╔══

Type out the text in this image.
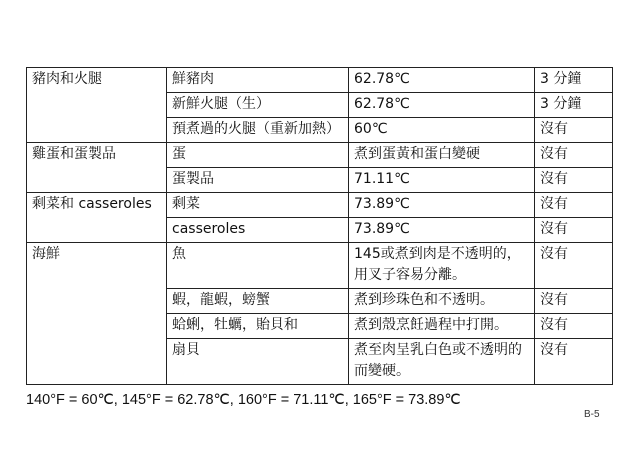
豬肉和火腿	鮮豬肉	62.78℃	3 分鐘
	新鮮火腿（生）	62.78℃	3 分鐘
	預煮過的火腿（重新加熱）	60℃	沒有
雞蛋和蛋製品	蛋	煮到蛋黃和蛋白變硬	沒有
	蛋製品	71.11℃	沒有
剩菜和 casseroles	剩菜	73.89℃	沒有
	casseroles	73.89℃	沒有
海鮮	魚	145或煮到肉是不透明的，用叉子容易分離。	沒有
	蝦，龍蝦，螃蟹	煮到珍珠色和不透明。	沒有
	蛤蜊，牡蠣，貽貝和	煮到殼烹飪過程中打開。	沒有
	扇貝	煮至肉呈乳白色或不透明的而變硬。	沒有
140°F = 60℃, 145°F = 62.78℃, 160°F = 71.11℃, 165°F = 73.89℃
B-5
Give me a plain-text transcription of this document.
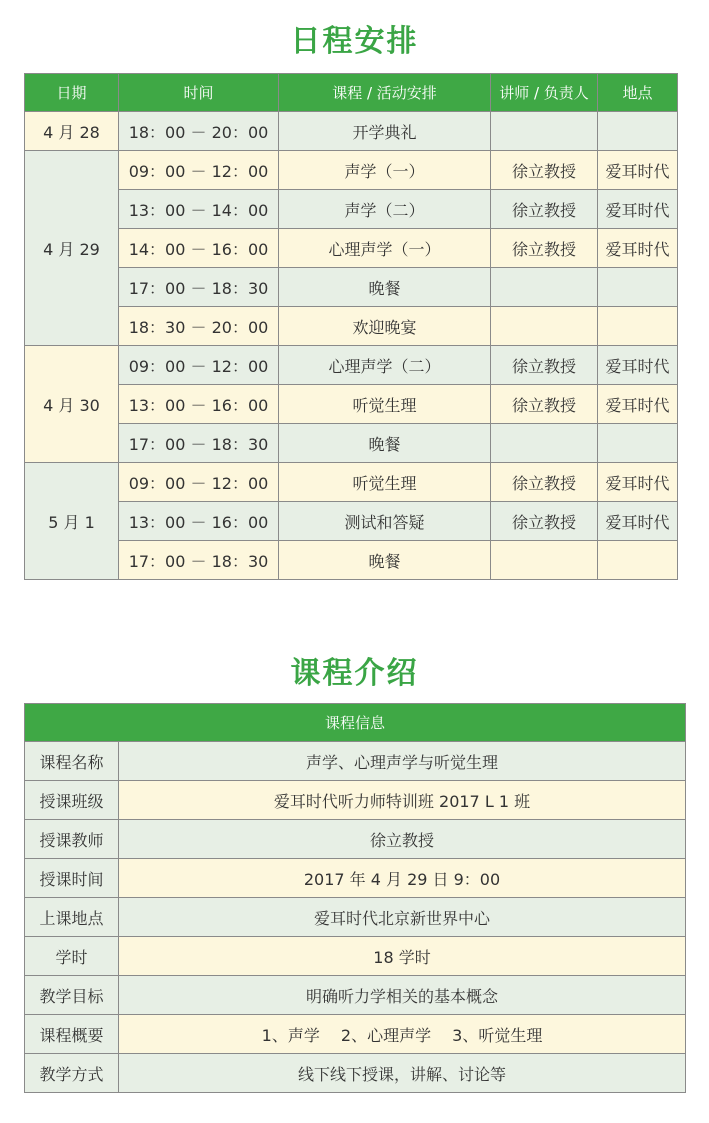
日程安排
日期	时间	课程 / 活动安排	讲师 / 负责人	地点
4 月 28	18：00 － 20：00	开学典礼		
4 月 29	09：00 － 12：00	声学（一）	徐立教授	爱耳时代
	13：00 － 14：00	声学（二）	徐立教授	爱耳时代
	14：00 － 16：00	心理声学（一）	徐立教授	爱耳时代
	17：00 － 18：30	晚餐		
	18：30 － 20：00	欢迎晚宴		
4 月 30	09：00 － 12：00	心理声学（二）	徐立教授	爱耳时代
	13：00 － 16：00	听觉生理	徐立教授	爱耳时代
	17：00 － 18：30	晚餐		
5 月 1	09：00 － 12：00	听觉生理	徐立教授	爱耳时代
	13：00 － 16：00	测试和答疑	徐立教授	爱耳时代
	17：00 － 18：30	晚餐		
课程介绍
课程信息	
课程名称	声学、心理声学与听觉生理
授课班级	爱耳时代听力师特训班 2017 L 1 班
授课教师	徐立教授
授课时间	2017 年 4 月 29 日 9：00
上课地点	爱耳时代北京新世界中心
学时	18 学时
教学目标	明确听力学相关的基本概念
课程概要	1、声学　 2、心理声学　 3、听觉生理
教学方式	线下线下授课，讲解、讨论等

╚══

### AIM OF THE TASK
Using the records above, copy each line that contains "徐立教授".

### RESPONSE TO THE EXERCISE
4 月 29	09：00 － 12：00	声学（一）	徐立教授	爱耳时代
	13：00 － 14：00	声学（二）	徐立教授	爱耳时代
	14：00 － 16：00	心理声学（一）	徐立教授	爱耳时代
4 月 30	09：00 － 12：00	心理声学（二）	徐立教授	爱耳时代
	13：00 － 16：00	听觉生理	徐立教授	爱耳时代
5 月 1	09：00 － 12：00	听觉生理	徐立教授	爱耳时代
	13：00 － 16：00	测试和答疑	徐立教授	爱耳时代
授课教师	徐立教授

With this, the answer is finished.